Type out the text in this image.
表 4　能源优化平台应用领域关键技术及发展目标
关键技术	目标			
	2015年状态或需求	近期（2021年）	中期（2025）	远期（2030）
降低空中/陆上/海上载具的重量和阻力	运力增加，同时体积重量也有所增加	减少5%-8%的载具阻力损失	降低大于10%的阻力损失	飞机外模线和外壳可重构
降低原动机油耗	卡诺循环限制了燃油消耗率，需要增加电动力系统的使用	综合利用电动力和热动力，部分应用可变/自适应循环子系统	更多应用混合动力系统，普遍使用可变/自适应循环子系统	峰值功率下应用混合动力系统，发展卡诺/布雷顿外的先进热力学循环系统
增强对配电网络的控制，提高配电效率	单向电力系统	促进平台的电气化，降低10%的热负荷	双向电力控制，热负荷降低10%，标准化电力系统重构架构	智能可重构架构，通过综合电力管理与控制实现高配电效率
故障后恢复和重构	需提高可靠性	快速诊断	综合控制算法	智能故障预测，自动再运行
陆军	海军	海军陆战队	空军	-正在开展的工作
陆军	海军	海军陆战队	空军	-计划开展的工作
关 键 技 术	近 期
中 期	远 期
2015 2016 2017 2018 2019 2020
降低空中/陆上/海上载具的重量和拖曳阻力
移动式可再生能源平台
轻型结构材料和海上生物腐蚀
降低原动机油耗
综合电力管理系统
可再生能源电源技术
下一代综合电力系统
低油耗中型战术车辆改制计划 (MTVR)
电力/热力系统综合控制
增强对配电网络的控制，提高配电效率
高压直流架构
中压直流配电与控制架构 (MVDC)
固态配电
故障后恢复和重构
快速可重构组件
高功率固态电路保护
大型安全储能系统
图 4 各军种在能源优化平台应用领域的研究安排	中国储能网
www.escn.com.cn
----------
Count how many lines above include the word "降低原动机油耗" and answer with that figure only.

Task solution - 2